> [Written problem] Filter these entries, keeping only lines that hold the word "pohonných".
---------- Given entries ----------
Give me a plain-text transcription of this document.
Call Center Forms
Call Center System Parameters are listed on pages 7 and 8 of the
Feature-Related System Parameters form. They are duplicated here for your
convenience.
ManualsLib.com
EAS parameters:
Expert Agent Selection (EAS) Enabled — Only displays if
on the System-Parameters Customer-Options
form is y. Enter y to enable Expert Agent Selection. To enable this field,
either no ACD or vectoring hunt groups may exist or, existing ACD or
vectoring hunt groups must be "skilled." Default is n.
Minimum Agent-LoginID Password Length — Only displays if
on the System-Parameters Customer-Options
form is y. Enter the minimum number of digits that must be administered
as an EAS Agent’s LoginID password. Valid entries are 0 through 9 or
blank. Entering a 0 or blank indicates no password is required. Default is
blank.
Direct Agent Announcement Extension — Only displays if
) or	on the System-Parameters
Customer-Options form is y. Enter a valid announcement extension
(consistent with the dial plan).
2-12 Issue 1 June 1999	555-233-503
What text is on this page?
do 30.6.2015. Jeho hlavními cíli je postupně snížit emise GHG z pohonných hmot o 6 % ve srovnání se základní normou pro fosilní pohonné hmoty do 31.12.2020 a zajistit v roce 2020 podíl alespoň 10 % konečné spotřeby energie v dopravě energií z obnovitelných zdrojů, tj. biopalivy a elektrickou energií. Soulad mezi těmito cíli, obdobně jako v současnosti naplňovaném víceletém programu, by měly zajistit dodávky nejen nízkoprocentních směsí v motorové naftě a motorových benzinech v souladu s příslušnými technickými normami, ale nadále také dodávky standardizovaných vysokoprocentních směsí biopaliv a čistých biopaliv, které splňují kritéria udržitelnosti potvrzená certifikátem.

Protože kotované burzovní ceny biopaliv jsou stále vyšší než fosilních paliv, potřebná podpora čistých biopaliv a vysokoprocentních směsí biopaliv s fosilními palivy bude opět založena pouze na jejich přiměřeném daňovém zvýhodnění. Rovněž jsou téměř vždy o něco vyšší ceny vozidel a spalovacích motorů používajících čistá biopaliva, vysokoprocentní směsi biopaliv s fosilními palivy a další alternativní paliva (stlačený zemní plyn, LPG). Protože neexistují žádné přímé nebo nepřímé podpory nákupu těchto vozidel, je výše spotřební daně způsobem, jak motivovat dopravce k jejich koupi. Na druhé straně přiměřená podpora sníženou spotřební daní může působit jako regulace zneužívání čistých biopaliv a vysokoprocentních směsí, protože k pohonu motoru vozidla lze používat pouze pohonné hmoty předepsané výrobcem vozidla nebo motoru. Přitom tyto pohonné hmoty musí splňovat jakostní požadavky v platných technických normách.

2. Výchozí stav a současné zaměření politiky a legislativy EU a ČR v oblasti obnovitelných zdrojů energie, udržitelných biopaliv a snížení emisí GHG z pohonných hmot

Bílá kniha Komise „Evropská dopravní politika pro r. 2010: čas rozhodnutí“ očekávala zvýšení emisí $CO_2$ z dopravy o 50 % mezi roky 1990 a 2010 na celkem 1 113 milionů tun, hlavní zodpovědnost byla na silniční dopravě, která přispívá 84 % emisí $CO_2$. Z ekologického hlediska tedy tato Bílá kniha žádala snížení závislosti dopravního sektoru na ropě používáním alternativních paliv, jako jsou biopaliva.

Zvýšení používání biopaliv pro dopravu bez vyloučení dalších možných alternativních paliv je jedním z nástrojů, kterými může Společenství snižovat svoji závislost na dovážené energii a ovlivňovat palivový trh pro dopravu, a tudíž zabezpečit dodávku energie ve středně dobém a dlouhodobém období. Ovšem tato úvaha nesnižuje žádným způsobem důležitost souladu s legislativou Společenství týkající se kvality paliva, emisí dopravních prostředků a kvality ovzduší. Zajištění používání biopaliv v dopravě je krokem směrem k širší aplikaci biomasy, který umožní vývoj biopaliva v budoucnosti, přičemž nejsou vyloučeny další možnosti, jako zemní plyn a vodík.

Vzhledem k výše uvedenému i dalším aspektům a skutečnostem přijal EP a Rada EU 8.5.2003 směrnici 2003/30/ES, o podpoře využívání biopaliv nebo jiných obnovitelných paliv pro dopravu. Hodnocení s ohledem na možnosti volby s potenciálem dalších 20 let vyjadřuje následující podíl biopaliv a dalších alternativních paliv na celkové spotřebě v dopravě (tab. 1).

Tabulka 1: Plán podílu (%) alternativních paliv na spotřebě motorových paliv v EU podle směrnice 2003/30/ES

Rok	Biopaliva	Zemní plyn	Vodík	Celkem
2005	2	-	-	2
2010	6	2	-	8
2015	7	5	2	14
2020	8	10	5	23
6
----------
> [Completed task]
do 30.6.2015. Jeho hlavními cíli je postupně snížit emise GHG z pohonných hmot o 6 % ve srovnání se základní normou pro fosilní pohonné hmoty do 31.12.2020 a zajistit v roce 2020 podíl alespoň 10 % konečné spotřeby energie v dopravě energií z obnovitelných zdrojů, tj. biopalivy a elektrickou energií. Soulad mezi těmito cíli, obdobně jako v současnosti naplňovaném víceletém programu, by měly zajistit dodávky nejen nízkoprocentních směsí v motorové naftě a motorových benzinech v souladu s příslušnými technickými normami, ale nadále také dodávky standardizovaných vysokoprocentních směsí biopaliv a čistých biopaliv, které splňují kritéria udržitelnosti potvrzená certifikátem.
2. Výchozí stav a současné zaměření politiky a legislativy EU a ČR v oblasti obnovitelných zdrojů energie, udržitelných biopaliv a snížení emisí GHG z pohonných hmot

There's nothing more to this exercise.